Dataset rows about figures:
"""

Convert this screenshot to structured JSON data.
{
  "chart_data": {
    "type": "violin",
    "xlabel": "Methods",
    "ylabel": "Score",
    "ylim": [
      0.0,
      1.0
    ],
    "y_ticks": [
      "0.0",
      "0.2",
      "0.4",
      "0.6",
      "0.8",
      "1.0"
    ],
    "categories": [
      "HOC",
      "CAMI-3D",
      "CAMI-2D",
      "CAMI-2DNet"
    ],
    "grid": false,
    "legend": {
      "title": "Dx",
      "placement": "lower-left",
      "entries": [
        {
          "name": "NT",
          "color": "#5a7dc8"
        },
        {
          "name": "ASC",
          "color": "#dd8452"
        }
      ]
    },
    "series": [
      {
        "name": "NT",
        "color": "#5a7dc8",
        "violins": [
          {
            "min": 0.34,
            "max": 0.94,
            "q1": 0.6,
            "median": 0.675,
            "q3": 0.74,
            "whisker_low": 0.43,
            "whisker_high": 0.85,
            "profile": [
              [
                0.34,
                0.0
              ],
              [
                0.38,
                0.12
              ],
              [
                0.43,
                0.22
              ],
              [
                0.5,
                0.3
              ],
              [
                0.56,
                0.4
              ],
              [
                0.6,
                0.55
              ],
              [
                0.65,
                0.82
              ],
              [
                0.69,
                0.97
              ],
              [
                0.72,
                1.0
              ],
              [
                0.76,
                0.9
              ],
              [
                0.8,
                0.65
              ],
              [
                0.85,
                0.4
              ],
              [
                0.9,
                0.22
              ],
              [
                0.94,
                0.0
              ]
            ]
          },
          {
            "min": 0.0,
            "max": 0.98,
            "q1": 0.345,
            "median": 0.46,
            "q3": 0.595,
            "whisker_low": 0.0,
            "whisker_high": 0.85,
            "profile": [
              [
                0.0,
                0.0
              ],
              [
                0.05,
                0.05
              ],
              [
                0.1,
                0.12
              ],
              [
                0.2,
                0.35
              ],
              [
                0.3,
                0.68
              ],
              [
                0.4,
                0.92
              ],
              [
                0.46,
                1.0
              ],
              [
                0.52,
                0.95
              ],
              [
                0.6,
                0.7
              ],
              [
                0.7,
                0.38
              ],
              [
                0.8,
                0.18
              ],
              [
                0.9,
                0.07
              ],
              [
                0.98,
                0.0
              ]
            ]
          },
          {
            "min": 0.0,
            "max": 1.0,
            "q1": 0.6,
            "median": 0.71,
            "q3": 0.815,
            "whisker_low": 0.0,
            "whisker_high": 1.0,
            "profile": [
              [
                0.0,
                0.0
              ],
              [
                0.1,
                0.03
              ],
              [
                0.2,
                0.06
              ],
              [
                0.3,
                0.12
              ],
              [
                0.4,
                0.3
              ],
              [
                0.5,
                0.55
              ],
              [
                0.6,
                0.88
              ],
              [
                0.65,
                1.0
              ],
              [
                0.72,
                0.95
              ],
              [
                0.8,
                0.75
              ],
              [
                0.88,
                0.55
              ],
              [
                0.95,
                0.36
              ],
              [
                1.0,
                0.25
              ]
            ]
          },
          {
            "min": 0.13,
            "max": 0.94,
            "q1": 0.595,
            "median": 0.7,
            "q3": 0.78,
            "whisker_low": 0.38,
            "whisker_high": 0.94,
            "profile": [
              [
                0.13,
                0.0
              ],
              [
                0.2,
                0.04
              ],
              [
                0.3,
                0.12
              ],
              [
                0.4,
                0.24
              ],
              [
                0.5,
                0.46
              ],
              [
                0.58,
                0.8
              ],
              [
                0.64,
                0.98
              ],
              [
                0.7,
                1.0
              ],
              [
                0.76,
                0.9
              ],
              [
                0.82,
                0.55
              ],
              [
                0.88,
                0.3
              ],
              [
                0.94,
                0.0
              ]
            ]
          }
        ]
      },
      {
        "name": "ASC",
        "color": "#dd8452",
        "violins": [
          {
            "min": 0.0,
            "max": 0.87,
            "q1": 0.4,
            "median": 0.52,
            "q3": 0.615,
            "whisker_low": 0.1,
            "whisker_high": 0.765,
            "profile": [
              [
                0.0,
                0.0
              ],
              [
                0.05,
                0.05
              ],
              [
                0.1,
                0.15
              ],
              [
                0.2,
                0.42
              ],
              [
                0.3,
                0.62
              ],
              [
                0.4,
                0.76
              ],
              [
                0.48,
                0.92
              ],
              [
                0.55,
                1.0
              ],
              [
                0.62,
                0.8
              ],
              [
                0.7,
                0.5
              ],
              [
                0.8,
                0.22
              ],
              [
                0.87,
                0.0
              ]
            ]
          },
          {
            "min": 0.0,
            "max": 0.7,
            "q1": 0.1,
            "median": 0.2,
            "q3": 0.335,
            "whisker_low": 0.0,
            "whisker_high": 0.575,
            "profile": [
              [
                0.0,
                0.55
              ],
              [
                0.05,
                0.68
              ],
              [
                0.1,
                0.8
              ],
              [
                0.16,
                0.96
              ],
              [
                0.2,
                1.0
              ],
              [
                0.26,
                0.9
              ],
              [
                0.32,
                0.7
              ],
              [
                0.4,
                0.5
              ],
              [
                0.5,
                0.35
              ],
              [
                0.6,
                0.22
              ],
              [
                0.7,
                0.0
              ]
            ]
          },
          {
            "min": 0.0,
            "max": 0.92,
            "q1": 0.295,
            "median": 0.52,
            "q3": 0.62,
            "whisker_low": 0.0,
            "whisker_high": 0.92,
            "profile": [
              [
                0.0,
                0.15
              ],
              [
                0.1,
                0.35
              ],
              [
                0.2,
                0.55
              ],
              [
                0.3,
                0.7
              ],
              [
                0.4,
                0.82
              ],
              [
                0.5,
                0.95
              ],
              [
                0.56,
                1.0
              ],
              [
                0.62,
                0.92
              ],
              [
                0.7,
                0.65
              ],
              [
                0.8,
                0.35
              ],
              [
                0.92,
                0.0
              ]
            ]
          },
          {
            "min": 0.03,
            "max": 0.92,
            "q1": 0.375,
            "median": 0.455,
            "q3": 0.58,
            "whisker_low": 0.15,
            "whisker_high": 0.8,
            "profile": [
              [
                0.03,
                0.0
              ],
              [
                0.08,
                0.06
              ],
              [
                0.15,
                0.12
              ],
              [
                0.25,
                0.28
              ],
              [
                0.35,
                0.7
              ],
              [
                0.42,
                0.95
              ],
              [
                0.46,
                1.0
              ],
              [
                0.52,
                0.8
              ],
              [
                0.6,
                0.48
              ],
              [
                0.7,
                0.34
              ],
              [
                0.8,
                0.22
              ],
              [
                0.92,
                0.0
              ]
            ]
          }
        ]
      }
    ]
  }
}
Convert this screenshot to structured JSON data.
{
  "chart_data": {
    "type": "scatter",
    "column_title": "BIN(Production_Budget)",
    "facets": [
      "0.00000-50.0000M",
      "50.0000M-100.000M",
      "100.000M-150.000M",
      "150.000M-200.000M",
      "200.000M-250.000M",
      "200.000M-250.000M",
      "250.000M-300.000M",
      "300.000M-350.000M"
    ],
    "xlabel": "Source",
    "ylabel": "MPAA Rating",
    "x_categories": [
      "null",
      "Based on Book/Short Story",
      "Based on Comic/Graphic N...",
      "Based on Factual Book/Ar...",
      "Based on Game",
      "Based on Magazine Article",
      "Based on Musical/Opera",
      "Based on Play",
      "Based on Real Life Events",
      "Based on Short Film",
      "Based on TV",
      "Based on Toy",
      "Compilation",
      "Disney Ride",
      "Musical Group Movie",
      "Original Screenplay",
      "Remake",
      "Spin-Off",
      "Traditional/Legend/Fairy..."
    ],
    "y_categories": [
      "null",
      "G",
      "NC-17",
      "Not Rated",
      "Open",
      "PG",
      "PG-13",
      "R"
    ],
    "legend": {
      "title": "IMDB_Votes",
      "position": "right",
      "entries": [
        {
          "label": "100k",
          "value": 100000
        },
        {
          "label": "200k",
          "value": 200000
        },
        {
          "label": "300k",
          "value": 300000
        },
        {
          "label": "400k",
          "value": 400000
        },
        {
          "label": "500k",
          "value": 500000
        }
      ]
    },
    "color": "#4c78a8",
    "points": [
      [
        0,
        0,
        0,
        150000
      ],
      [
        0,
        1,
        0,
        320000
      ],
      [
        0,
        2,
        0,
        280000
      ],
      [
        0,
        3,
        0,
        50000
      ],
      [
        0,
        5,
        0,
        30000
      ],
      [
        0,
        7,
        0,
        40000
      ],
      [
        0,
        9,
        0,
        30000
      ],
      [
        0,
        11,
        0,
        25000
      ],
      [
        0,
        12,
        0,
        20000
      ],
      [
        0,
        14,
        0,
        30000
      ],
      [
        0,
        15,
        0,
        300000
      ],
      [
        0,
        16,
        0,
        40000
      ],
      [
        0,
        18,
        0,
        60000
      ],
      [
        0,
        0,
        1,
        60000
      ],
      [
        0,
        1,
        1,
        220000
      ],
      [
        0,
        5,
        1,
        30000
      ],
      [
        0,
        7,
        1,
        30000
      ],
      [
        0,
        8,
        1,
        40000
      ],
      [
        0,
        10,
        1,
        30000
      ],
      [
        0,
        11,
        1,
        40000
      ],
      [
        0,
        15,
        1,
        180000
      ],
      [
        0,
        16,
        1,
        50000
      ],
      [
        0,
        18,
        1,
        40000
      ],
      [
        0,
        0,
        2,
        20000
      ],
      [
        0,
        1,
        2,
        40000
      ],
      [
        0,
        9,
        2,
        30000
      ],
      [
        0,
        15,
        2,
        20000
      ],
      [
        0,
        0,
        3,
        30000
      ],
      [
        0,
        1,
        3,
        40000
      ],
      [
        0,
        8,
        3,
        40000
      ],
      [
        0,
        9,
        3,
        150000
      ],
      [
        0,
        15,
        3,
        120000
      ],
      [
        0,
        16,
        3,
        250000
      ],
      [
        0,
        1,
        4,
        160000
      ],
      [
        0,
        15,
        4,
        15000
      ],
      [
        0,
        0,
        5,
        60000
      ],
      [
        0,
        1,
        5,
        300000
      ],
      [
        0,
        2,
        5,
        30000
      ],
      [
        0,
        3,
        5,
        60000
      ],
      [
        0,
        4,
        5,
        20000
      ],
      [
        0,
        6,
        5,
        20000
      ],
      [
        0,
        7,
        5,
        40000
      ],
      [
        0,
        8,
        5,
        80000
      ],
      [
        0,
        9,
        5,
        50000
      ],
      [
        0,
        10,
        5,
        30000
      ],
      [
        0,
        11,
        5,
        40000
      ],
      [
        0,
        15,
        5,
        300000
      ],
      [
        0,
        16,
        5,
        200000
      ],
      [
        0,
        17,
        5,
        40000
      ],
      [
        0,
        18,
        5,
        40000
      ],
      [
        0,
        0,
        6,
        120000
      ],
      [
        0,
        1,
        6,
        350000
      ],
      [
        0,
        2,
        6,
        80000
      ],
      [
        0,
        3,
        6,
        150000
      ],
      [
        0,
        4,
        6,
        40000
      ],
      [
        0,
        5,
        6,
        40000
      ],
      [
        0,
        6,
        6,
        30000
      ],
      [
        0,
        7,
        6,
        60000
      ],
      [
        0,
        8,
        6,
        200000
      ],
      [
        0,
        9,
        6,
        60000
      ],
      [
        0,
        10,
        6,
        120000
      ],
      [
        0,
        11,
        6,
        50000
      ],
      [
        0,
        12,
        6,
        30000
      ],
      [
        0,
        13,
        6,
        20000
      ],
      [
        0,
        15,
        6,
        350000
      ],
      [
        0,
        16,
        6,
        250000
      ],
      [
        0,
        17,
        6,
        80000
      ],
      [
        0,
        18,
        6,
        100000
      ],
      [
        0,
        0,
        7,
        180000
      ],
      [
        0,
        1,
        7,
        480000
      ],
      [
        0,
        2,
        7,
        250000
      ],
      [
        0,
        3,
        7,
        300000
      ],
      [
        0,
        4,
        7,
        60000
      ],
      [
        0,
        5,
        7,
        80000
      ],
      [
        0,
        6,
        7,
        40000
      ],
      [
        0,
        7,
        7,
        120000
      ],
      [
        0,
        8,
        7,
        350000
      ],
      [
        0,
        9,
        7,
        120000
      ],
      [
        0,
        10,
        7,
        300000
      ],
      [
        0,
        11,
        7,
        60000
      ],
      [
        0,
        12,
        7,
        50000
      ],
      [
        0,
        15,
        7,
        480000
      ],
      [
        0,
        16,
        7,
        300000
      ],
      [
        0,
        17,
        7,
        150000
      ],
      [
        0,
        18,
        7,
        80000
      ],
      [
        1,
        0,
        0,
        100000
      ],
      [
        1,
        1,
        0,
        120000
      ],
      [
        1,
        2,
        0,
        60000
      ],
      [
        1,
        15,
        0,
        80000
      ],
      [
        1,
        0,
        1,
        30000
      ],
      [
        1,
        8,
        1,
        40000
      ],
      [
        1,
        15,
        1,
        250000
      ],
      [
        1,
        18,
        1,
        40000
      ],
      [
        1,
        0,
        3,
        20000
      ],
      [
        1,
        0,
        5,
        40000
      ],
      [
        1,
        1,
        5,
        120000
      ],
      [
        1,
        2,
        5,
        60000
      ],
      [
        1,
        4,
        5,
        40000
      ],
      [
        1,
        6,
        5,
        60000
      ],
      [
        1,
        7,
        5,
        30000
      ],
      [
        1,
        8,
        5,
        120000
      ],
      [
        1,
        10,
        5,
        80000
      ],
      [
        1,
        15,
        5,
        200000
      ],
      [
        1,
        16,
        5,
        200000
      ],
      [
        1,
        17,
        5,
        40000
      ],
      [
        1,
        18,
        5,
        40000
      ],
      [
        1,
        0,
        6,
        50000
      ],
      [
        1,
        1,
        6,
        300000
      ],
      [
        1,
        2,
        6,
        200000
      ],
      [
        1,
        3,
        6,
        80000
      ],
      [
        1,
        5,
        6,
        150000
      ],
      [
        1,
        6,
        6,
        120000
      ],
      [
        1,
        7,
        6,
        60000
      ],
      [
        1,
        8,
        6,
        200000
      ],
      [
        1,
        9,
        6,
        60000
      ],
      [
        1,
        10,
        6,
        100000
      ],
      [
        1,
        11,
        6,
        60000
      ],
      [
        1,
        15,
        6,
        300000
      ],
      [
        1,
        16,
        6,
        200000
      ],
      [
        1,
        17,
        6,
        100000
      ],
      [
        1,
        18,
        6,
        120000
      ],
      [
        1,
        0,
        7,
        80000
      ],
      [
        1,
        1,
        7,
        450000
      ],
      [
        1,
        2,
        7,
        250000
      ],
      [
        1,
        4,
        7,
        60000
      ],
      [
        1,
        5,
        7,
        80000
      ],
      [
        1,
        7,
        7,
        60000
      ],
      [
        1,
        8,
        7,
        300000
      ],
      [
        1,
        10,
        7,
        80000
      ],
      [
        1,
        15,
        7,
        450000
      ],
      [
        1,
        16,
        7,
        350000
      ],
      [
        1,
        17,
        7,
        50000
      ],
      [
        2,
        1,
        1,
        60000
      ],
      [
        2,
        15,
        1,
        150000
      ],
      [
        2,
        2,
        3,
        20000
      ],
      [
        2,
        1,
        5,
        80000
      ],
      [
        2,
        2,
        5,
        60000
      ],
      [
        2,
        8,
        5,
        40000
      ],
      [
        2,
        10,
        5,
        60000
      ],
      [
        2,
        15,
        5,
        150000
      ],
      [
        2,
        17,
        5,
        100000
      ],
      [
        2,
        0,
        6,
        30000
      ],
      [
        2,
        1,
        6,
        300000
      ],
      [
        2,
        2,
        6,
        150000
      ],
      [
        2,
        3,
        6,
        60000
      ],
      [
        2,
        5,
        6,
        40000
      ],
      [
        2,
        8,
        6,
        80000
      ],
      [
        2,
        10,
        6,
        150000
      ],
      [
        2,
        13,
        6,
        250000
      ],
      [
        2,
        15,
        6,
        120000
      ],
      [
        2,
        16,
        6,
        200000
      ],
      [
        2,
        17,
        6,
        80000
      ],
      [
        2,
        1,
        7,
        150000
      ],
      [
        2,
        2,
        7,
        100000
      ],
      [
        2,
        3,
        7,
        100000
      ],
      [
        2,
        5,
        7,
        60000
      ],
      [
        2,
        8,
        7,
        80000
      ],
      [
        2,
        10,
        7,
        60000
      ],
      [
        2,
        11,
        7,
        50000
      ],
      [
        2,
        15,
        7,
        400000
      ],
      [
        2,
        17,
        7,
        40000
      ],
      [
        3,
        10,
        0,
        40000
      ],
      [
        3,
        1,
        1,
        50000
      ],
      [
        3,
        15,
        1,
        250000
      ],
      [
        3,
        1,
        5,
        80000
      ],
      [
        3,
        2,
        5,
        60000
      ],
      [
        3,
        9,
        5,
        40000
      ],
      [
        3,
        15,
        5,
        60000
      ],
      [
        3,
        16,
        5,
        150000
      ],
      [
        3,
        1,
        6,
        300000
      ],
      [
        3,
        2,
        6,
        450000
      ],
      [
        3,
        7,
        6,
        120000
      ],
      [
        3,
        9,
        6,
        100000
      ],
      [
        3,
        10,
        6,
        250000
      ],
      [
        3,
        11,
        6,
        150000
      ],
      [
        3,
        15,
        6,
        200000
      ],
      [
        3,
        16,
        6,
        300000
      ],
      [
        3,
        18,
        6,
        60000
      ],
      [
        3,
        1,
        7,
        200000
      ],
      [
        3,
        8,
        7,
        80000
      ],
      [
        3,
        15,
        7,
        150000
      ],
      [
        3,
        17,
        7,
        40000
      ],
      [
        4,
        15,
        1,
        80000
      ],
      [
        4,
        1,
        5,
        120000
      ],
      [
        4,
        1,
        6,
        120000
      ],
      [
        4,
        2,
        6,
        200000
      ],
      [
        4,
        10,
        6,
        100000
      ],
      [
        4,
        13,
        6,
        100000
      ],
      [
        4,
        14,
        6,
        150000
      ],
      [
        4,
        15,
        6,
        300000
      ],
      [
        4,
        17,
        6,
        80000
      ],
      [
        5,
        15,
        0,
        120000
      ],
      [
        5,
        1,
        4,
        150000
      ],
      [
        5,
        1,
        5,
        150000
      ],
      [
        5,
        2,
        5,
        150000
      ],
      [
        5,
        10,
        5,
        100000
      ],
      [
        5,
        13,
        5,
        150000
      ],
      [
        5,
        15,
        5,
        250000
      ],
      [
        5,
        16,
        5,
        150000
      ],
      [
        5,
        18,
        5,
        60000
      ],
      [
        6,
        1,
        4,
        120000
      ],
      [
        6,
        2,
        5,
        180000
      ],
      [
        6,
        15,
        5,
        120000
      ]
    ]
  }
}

"""

Written problem: Provide only the number of lines in the entries that hold the word "Based".

Solution to this problem: 11